**Excerpted text**
###

期刊名称:Proceedings of the National Academy of Sciences
印刷版ISSN:0027-8424
电子版ISSN:1091-6490
出版年度:2017
卷号:114
期号:46
页码:E9829-E9837
DOI:10.1073/pnas.1713449114
语种:English
出版社:The National Academy of Sciences of the United States of America
摘要:Clustered protocadherins (Pcdhs) mediate numerous neural patterning functions, including neuronal self-recognition and non–self-discrimination to direct self-avoidance among vertebrate neurons. Individual neurons stochastically express a subset of Pcdh isoforms, which assemble to form a stochastic repertoire of cis -dimers. We describe the structure of a PcdhγB7 cis -homodimer, which includes the membrane-proximal extracellular cadherin domains EC5 and EC6. The structure is asymmetric with one molecule contributing interface surface from both EC5 and EC6, and the other only from EC6. Structural and sequence analyses suggest that all Pcdh isoforms will dimerize through this interface. Site-directed mutants at this interface interfere with both Pcdh cis -dimerization and cell surface transport. The structure explains the known restrictions of cis -interactions of some Pcdh isoforms, including α-Pcdhs, which cannot form homodimers. The asymmetry of the interface approximately doubles the size of the recognition repertoire, and restrictions on cis -interactions among Pcdh isoforms define the limits of the Pcdh recognition unit repertoire.

###

**Listed entries**
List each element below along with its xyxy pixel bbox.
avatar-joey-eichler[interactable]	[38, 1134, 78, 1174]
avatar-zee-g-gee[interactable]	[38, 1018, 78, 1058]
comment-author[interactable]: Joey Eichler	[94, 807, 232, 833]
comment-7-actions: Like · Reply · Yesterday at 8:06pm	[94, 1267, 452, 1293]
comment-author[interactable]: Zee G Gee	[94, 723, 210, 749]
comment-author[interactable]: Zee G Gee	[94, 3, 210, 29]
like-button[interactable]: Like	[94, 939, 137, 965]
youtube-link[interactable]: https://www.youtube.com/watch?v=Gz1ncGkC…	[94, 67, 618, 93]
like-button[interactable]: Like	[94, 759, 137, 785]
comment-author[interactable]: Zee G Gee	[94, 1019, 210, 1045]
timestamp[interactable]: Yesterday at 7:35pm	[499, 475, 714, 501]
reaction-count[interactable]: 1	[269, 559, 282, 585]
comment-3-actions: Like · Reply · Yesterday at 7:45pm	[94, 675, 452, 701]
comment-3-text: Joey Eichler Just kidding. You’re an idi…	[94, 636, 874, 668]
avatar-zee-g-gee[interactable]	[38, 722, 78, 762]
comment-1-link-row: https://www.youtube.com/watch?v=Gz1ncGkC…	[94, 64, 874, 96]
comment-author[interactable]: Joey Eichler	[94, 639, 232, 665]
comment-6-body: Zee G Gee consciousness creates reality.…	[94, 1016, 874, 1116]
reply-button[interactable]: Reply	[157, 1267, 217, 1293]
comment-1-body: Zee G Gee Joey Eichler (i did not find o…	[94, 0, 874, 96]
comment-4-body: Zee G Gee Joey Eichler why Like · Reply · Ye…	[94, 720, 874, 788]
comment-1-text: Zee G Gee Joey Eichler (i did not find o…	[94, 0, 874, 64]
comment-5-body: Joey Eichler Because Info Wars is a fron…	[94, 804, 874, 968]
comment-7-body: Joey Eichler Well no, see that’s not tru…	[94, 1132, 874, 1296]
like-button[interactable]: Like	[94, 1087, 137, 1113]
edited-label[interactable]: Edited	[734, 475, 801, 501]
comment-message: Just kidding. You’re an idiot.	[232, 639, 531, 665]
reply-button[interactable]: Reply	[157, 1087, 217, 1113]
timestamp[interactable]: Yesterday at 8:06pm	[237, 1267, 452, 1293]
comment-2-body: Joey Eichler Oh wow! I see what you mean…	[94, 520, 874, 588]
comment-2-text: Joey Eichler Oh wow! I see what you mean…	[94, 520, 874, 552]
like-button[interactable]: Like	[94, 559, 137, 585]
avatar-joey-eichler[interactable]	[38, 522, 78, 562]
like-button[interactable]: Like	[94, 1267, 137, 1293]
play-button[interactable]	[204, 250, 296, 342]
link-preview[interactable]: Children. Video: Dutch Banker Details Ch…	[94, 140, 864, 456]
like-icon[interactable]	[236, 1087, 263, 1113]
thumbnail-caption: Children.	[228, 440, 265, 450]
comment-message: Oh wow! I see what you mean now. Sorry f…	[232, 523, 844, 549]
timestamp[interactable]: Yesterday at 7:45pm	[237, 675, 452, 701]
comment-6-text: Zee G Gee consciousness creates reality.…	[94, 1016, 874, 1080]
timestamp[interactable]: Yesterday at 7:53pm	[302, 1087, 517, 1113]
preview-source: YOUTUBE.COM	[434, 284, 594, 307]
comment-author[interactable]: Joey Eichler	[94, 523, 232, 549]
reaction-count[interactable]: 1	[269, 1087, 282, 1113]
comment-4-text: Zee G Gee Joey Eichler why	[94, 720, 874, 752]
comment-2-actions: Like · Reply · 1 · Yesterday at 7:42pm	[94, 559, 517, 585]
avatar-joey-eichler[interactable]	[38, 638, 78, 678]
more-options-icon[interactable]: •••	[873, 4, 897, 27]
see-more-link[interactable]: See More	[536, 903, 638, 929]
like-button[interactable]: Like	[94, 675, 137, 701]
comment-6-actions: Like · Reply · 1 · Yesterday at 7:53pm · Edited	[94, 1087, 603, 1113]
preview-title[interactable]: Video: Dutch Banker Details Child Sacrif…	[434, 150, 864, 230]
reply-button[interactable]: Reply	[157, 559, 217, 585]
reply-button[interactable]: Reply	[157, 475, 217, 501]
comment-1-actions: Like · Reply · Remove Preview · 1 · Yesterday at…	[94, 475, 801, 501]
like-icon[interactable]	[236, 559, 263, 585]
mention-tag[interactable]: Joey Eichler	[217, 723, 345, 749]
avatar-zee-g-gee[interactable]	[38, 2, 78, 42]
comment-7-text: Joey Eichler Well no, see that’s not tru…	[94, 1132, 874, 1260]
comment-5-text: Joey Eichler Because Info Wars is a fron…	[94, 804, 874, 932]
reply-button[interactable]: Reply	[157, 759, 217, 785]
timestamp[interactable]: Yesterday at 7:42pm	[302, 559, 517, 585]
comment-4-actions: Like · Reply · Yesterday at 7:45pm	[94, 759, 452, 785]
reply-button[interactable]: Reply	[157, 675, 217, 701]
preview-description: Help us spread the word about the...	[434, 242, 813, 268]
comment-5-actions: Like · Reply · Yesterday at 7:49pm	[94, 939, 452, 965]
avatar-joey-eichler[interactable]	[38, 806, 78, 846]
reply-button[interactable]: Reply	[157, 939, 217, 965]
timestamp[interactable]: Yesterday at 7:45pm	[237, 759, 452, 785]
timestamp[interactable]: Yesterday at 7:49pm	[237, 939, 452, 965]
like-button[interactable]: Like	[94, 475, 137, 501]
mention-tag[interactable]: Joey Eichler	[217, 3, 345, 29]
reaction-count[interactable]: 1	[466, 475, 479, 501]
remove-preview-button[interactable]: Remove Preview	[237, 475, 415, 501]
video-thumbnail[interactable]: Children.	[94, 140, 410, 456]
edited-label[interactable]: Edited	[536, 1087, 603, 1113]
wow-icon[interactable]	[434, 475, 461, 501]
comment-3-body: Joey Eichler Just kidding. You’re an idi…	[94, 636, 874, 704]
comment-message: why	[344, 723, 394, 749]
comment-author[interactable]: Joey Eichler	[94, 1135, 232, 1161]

###

**What to do**
According to the protocadherin abstract, which Pcdh isoforms cannot form homodimers? The items come from a separate source, unrelated to the protocadherin abstract.

**Final answer**
α-Pcdhs cannot form homodimers.